> [STORED DATA]:
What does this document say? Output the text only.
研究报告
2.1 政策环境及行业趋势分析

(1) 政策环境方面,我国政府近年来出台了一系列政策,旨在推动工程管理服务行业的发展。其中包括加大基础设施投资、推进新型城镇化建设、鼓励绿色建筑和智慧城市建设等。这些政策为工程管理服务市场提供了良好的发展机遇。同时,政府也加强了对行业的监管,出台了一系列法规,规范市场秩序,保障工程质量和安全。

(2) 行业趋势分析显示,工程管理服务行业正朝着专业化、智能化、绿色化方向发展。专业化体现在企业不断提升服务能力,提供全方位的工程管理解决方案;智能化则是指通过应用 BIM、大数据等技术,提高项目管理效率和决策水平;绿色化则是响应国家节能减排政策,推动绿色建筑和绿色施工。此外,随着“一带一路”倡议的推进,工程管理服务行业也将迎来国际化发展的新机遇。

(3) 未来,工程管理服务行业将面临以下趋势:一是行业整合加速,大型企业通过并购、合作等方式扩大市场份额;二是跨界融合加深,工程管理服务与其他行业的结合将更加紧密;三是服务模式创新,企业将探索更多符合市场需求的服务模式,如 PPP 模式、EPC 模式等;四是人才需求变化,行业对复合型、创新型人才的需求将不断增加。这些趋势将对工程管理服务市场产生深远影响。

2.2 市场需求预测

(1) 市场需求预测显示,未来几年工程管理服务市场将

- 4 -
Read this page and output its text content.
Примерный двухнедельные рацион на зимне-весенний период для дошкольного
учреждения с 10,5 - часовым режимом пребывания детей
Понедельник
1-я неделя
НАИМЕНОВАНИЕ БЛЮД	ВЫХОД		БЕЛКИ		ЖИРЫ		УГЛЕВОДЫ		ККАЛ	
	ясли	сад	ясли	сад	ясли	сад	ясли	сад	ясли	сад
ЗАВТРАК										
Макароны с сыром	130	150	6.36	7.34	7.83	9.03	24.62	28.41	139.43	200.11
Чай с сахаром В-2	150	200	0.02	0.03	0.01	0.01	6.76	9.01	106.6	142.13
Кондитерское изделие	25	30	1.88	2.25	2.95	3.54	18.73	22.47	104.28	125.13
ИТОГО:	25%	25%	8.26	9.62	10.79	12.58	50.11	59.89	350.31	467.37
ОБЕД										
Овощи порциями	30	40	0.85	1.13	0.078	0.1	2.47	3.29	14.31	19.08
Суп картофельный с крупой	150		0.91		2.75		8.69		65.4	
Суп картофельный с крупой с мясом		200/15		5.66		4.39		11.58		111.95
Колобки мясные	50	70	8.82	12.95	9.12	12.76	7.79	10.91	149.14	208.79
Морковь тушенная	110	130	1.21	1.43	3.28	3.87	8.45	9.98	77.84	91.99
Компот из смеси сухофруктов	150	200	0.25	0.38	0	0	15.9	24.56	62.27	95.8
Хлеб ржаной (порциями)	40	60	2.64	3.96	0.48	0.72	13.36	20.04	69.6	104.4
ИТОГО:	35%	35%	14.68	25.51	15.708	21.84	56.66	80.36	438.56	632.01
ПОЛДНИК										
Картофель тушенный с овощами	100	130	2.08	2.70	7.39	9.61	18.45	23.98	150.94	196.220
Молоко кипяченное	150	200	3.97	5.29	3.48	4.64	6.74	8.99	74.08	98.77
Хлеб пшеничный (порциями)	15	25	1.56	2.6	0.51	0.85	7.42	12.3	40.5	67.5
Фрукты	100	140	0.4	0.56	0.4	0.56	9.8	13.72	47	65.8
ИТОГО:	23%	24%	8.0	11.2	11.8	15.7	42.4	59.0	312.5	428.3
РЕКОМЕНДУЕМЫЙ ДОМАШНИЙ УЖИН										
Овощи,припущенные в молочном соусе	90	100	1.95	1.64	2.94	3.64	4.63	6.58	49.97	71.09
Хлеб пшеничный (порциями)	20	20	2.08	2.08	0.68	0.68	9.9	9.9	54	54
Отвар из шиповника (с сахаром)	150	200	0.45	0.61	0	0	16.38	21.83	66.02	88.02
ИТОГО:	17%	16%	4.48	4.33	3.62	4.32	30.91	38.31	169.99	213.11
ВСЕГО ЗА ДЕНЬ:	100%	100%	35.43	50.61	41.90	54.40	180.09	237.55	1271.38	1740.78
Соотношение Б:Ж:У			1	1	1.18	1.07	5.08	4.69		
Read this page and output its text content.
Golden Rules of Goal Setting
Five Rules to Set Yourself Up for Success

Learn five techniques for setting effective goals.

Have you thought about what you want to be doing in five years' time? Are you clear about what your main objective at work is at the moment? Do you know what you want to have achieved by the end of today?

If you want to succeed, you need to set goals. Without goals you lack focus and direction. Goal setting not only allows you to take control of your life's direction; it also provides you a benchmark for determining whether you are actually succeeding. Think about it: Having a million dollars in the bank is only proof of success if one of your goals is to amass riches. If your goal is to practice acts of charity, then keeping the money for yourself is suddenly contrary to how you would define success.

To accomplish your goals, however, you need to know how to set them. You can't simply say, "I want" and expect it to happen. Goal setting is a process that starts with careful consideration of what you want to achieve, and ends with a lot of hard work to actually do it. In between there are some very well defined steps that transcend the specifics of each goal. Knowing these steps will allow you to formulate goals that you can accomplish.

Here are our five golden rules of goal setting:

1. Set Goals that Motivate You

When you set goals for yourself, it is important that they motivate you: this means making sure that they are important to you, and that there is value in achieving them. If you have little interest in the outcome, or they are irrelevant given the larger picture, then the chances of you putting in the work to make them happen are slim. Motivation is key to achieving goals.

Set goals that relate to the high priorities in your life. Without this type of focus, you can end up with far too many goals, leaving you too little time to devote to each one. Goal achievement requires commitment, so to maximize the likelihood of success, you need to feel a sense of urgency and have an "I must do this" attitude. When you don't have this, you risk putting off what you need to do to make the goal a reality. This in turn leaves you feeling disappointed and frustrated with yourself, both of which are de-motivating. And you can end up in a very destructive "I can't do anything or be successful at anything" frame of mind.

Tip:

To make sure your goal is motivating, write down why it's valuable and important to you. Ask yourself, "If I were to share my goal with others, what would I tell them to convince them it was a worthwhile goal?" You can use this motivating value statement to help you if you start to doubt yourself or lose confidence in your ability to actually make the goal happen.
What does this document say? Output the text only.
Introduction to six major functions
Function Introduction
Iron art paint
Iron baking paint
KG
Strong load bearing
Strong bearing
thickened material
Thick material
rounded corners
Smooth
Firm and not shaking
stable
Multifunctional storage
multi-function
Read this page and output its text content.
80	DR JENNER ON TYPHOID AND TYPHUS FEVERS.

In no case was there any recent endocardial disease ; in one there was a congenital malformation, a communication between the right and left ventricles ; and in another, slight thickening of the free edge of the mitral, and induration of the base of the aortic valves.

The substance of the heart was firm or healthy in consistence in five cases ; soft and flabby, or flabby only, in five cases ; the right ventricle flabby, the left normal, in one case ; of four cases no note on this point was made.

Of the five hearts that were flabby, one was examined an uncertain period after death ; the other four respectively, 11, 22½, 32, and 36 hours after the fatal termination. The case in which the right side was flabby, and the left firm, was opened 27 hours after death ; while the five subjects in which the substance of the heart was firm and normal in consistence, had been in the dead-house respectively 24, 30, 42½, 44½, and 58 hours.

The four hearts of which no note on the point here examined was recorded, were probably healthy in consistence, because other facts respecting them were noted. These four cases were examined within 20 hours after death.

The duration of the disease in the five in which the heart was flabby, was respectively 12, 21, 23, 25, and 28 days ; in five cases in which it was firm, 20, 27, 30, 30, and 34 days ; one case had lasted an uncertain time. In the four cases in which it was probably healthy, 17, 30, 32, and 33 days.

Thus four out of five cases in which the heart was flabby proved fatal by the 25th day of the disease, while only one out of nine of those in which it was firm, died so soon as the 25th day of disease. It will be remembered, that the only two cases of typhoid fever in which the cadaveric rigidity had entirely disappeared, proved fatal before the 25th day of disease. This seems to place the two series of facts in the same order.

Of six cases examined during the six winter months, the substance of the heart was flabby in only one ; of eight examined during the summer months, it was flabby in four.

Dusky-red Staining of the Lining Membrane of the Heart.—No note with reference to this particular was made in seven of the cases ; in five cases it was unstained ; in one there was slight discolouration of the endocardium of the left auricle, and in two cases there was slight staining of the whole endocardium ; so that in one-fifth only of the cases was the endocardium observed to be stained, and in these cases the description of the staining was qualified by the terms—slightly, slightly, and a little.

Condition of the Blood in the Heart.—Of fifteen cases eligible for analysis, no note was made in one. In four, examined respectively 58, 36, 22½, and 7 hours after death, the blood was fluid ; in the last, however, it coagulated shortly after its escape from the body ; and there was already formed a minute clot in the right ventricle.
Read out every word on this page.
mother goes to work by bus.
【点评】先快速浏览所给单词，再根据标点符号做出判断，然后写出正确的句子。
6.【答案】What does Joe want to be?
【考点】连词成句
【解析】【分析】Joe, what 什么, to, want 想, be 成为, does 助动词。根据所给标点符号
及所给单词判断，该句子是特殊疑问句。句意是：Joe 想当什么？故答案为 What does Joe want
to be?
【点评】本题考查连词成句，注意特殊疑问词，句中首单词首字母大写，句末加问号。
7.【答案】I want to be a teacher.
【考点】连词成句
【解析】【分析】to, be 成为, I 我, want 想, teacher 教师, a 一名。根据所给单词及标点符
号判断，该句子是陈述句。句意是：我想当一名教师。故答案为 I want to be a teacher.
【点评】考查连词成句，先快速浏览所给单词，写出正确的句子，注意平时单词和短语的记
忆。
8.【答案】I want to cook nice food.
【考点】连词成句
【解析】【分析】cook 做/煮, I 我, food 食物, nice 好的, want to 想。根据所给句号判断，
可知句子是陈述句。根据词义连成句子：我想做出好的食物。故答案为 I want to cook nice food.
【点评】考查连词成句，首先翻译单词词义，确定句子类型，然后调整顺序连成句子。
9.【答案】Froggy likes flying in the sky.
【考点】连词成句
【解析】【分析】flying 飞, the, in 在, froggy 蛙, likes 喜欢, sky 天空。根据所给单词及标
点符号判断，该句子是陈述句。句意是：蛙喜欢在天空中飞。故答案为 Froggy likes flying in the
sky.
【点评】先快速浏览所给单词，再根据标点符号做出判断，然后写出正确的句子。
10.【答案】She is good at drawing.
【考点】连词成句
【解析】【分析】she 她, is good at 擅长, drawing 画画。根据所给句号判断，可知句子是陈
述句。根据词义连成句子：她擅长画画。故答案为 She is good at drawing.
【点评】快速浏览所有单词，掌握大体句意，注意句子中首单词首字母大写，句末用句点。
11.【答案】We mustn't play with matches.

> [YOUR OBJECTIVE]: Work through the records line by line and tally those holding "пшеничный". Reply with the number alone.

> [ANSWER TO THIS PROBLEM]: 2